→ **CHALLENGE**:
Search the records for "Limit". Copy every line where it appears.

[Start of INPUT DATA]

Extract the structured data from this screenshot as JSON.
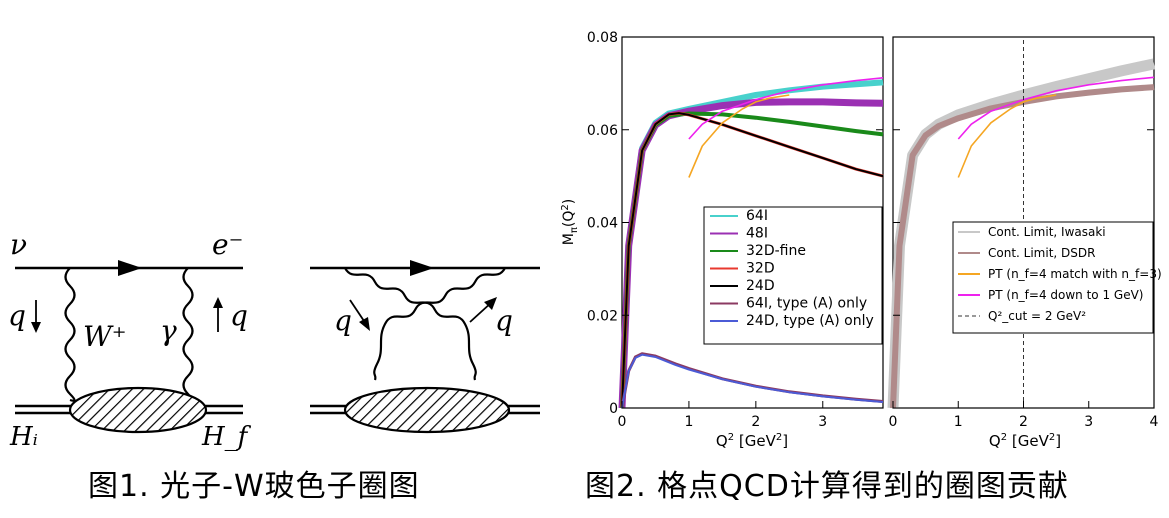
{
  "figure1": {
    "caption": "图1. 光子-W玻色子圈图",
    "labels": {
      "nu": "ν",
      "e_minus": "e⁻",
      "q_left": "q",
      "q_right": "q",
      "W_plus": "W⁺",
      "gamma": "γ",
      "H_i": "Hᵢ",
      "H_f": "H_f",
      "q_cross_left": "q",
      "q_cross_right": "q"
    }
  },
  "figure2": {
    "caption": "图2. 格点QCD计算得到的圈图贡献"
  },
  "chart_data": [
    {
      "type": "line",
      "panel": "left",
      "ylabel": "M_π(Q²)",
      "xlabel": "Q²  [GeV²]",
      "xlim": [
        0,
        3.9
      ],
      "ylim": [
        0,
        0.08
      ],
      "x_ticks": [
        "0",
        "1",
        "2",
        "3"
      ],
      "y_ticks": [
        "0",
        "0.02",
        "0.04",
        "0.06",
        "0.08"
      ],
      "legend_position": "lower-right",
      "series": [
        {
          "name": "64I",
          "color": "#48d1cc",
          "x": [
            0.0,
            0.1,
            0.3,
            0.5,
            0.7,
            1.0,
            1.5,
            2.0,
            2.5,
            3.0,
            3.5,
            3.9
          ],
          "y": [
            0.0,
            0.035,
            0.056,
            0.0615,
            0.0635,
            0.0645,
            0.066,
            0.0675,
            0.0685,
            0.0693,
            0.0698,
            0.0702
          ]
        },
        {
          "name": "48I",
          "color": "#9b30b3",
          "x": [
            0.0,
            0.1,
            0.3,
            0.5,
            0.7,
            1.0,
            1.5,
            2.0,
            2.5,
            3.0,
            3.5,
            3.9
          ],
          "y": [
            0.0,
            0.035,
            0.0555,
            0.061,
            0.063,
            0.064,
            0.0652,
            0.0659,
            0.066,
            0.066,
            0.0658,
            0.0657
          ]
        },
        {
          "name": "32D-fine",
          "color": "#1a8a1a",
          "x": [
            0.0,
            0.1,
            0.3,
            0.5,
            0.7,
            1.0,
            1.5,
            2.0,
            2.5,
            3.0,
            3.5,
            3.9
          ],
          "y": [
            0.0,
            0.035,
            0.0555,
            0.061,
            0.063,
            0.0635,
            0.0633,
            0.0626,
            0.0617,
            0.0607,
            0.0597,
            0.059
          ]
        },
        {
          "name": "32D",
          "color": "#e8392f",
          "x": [
            0.0,
            0.1,
            0.3,
            0.5,
            0.7,
            0.85,
            1.0,
            1.5,
            2.0,
            2.5,
            3.0,
            3.5,
            3.9
          ],
          "y": [
            0.0,
            0.035,
            0.0555,
            0.0612,
            0.0633,
            0.0636,
            0.0632,
            0.0611,
            0.0587,
            0.0563,
            0.0539,
            0.0515,
            0.05
          ]
        },
        {
          "name": "24D",
          "color": "#000000",
          "x": [
            0.0,
            0.1,
            0.3,
            0.5,
            0.7,
            0.85,
            1.0,
            1.5,
            2.0,
            2.5,
            3.0,
            3.5,
            3.9
          ],
          "y": [
            0.0,
            0.035,
            0.0555,
            0.0612,
            0.0633,
            0.0636,
            0.0632,
            0.0611,
            0.0587,
            0.0563,
            0.0539,
            0.0515,
            0.05
          ]
        },
        {
          "name": "64I, type (A) only",
          "color": "#8b3a62",
          "x": [
            0.0,
            0.1,
            0.2,
            0.3,
            0.5,
            0.8,
            1.0,
            1.5,
            2.0,
            2.5,
            3.0,
            3.5,
            3.9
          ],
          "y": [
            0.0,
            0.008,
            0.011,
            0.0117,
            0.0112,
            0.0095,
            0.0085,
            0.0063,
            0.0047,
            0.0035,
            0.0026,
            0.0019,
            0.0014
          ]
        },
        {
          "name": "24D, type (A) only",
          "color": "#4b5bd6",
          "x": [
            0.0,
            0.1,
            0.2,
            0.3,
            0.5,
            0.8,
            1.0,
            1.5,
            2.0,
            2.5,
            3.0,
            3.5,
            3.9
          ],
          "y": [
            0.0,
            0.008,
            0.0108,
            0.0115,
            0.011,
            0.0093,
            0.0083,
            0.0062,
            0.0046,
            0.0034,
            0.0025,
            0.0018,
            0.0013
          ]
        },
        {
          "name": "",
          "color": "#f5a623",
          "x": [
            1.0,
            1.2,
            1.5,
            1.8,
            2.0,
            2.2,
            2.5
          ],
          "y": [
            0.0497,
            0.0565,
            0.0615,
            0.0645,
            0.066,
            0.0668,
            0.0675
          ]
        },
        {
          "name": "",
          "color": "#ee22ee",
          "x": [
            1.0,
            1.2,
            1.5,
            2.0,
            2.5,
            3.0,
            3.5,
            3.9
          ],
          "y": [
            0.058,
            0.0612,
            0.064,
            0.0665,
            0.0684,
            0.0697,
            0.0706,
            0.0712
          ]
        }
      ]
    },
    {
      "type": "line",
      "panel": "right",
      "xlabel": "Q²  [GeV²]",
      "xlim": [
        0,
        4
      ],
      "ylim": [
        0,
        0.08
      ],
      "x_ticks": [
        "0",
        "1",
        "2",
        "3",
        "4"
      ],
      "legend_position": "lower-right",
      "series": [
        {
          "name": "Cont. Limit, Iwasaki",
          "color": "#c8c8c8",
          "x": [
            0.0,
            0.1,
            0.3,
            0.5,
            0.7,
            1.0,
            1.5,
            2.0,
            2.5,
            3.0,
            3.5,
            4.0
          ],
          "y": [
            0.0,
            0.035,
            0.0545,
            0.059,
            0.0612,
            0.0632,
            0.0655,
            0.0675,
            0.0693,
            0.071,
            0.0727,
            0.0742
          ]
        },
        {
          "name": "Cont. Limit, DSDR",
          "color": "#b08a8a",
          "x": [
            0.0,
            0.1,
            0.3,
            0.5,
            0.7,
            1.0,
            1.5,
            2.0,
            2.5,
            3.0,
            3.5,
            4.0
          ],
          "y": [
            0.0,
            0.035,
            0.0545,
            0.0588,
            0.0608,
            0.0625,
            0.0646,
            0.066,
            0.0672,
            0.068,
            0.0687,
            0.0692
          ]
        },
        {
          "name": "PT (n_f=4 match with n_f=3)",
          "color": "#f5a623",
          "x": [
            1.0,
            1.2,
            1.5,
            1.8,
            2.0,
            2.2,
            2.5
          ],
          "y": [
            0.0497,
            0.0565,
            0.0615,
            0.0645,
            0.066,
            0.0668,
            0.0675
          ]
        },
        {
          "name": "PT (n_f=4 down to 1 GeV)",
          "color": "#ee22ee",
          "x": [
            1.0,
            1.2,
            1.5,
            2.0,
            2.5,
            3.0,
            3.5,
            4.0
          ],
          "y": [
            0.058,
            0.0612,
            0.064,
            0.0665,
            0.0684,
            0.0697,
            0.0706,
            0.0713
          ]
        },
        {
          "name": "Q²_cut = 2 GeV²",
          "color": "#333333",
          "dashed": true,
          "x": [
            2,
            2
          ],
          "y": [
            0,
            0.08
          ]
        }
      ]
    }
  ]
}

[End of INPUT DATA]

→ **THE COMPLETED TASK**:
          "name": "Cont. Limit, Iwasaki",
          "name": "Cont. Limit, DSDR",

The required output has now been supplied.